## Dataset entries:
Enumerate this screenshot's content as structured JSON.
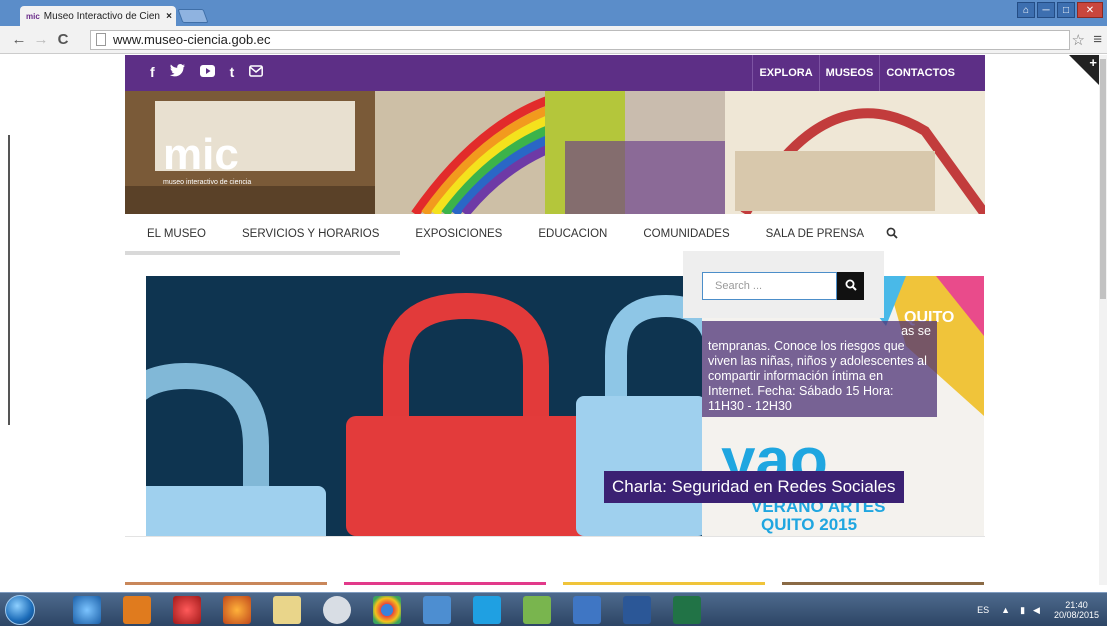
{
  "browser": {
    "tab_title": "Museo Interactivo de Cien",
    "tab_favicon": "mic",
    "tab_close": "×",
    "url": "www.museo-ciencia.gob.ec",
    "back_icon": "←",
    "forward_icon": "→",
    "reload_icon": "C",
    "star_icon": "☆",
    "menu_icon": "≡",
    "window_buttons": [
      "⌂",
      "─",
      "□",
      "✕"
    ]
  },
  "topbar": {
    "social_icons": [
      "f",
      "🐦",
      "▶",
      "t",
      "✉"
    ],
    "nav": [
      "EXPLORA",
      "MUSEOS",
      "CONTACTOS"
    ]
  },
  "hero": {
    "logo": "mic",
    "logo_subtitle": "museo interactivo de ciencia"
  },
  "mainnav": [
    "EL MUSEO",
    "SERVICIOS Y HORARIOS",
    "EXPOSICIONES",
    "EDUCACION",
    "COMUNIDADES",
    "SALA DE PRENSA"
  ],
  "search": {
    "placeholder": "Search ...",
    "button_icon": "search-icon"
  },
  "slide": {
    "partial_text": "as se",
    "body": "tempranas. Conoce los riesgos que viven las niñas, niños y adolescentes al compartir información íntima en Internet.   Fecha: Sábado 15 Hora: 11H30 - 12H30",
    "title": "Charla: Seguridad en Redes Sociales",
    "logo_text": "yao",
    "logo_sub1": "VERANO ARTES",
    "logo_sub2": "QUITO 2015",
    "quito_badge": "QUITO"
  },
  "taskbar": {
    "lang": "ES",
    "time": "21:40",
    "date": "20/08/2015"
  },
  "colors": {
    "brand_purple": "#5d2f86",
    "slide_title_bg": "#3b2173",
    "titlebar_blue": "#5b8dc9"
  }
}
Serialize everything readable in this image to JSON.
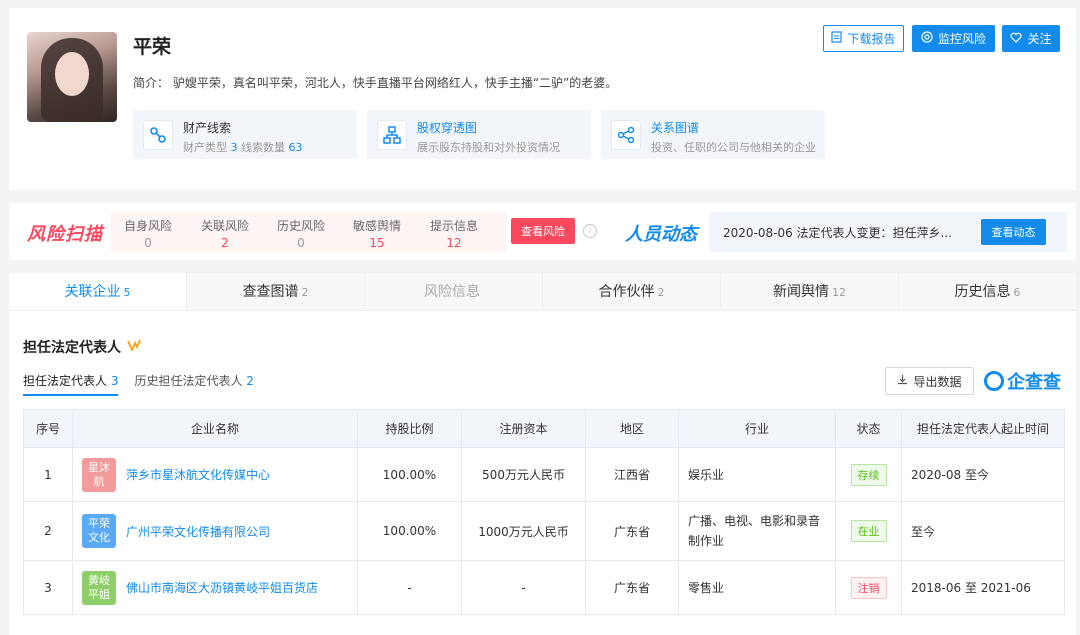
{
  "profile": {
    "name": "平荣",
    "intro": "简介： 驴嫂平荣，真名叫平荣，河北人，快手直播平台网络红人，快手主播“二驴”的老婆。",
    "features": [
      {
        "title": "财产线索",
        "sub_a": "财产类型 ",
        "val_a": "3",
        "sub_b": "  线索数量 ",
        "val_b": "63",
        "icon": "link-icon"
      },
      {
        "title": "股权穿透图",
        "sub": "展示股东持股和对外投资情况",
        "icon": "org-chart-icon"
      },
      {
        "title": "关系图谱",
        "sub": "投资、任职的公司与他相关的企业",
        "icon": "share-icon"
      }
    ],
    "buttons": {
      "download": "下载报告",
      "monitor": "监控风险",
      "follow": "关注"
    }
  },
  "risk": {
    "logo": "风险扫描",
    "items": [
      {
        "label": "自身风险",
        "value": "0",
        "color": "#999999"
      },
      {
        "label": "关联风险",
        "value": "2",
        "color": "#fd485e"
      },
      {
        "label": "历史风险",
        "value": "0",
        "color": "#999999"
      },
      {
        "label": "敏感舆情",
        "value": "15",
        "color": "#fd485e"
      },
      {
        "label": "提示信息",
        "value": "12",
        "color": "#fd485e"
      }
    ],
    "button": "查看风险",
    "info_glyph": "i"
  },
  "people": {
    "logo": "人员动态",
    "text": "2020-08-06 法定代表人变更：担任萍乡...",
    "button": "查看动态"
  },
  "tabs": [
    {
      "label": "关联企业",
      "count": "5",
      "state": "active"
    },
    {
      "label": "查查图谱",
      "count": "2",
      "state": ""
    },
    {
      "label": "风险信息",
      "count": "",
      "state": "disabled"
    },
    {
      "label": "合作伙伴",
      "count": "2",
      "state": ""
    },
    {
      "label": "新闻舆情",
      "count": "12",
      "state": ""
    },
    {
      "label": "历史信息",
      "count": "6",
      "state": ""
    }
  ],
  "section": {
    "title": "担任法定代表人",
    "subtabs": [
      {
        "label": "担任法定代表人 ",
        "count": "3"
      },
      {
        "label": "历史担任法定代表人 ",
        "count": "2"
      }
    ],
    "export": "导出数据",
    "brand": "企查查"
  },
  "table": {
    "headers": [
      "序号",
      "企业名称",
      "持股比例",
      "注册资本",
      "地区",
      "行业",
      "状态",
      "担任法定代表人起止时间"
    ],
    "rows": [
      {
        "no": "1",
        "logo": "星沐航",
        "logo_color": "#f39a9a",
        "name": "萍乡市星沐航文化传媒中心",
        "share": "100.00%",
        "capital": "500万元人民币",
        "region": "江西省",
        "industry": "娱乐业",
        "status": "存续",
        "status_color": "#52c41a",
        "period": "2020-08 至今"
      },
      {
        "no": "2",
        "logo": "平荣文化",
        "logo_color": "#5aa9f5",
        "name": "广州平荣文化传播有限公司",
        "share": "100.00%",
        "capital": "1000万元人民币",
        "region": "广东省",
        "industry": "广播、电视、电影和录音制作业",
        "status": "在业",
        "status_color": "#52c41a",
        "period": "至今"
      },
      {
        "no": "3",
        "logo": "黄岐平姐",
        "logo_color": "#8fcf6b",
        "name": "佛山市南海区大沥镇黄岐平姐百货店",
        "share": "-",
        "capital": "-",
        "region": "广东省",
        "industry": "零售业",
        "status": "注销",
        "status_color": "#fd485e",
        "period": "2018-06 至 2021-06"
      }
    ]
  },
  "colors": {
    "brand": "#128bed",
    "danger": "#fd485e"
  }
}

## What this task involves:
Out of the preceding entries, pull every line containing the string "count".

## Written answer:
      "count": "5",
      "count": "2",
      "count": "",
      "count": "2",
      "count": "12",
      "count": "6",
        "count": "3"
        "count": "2"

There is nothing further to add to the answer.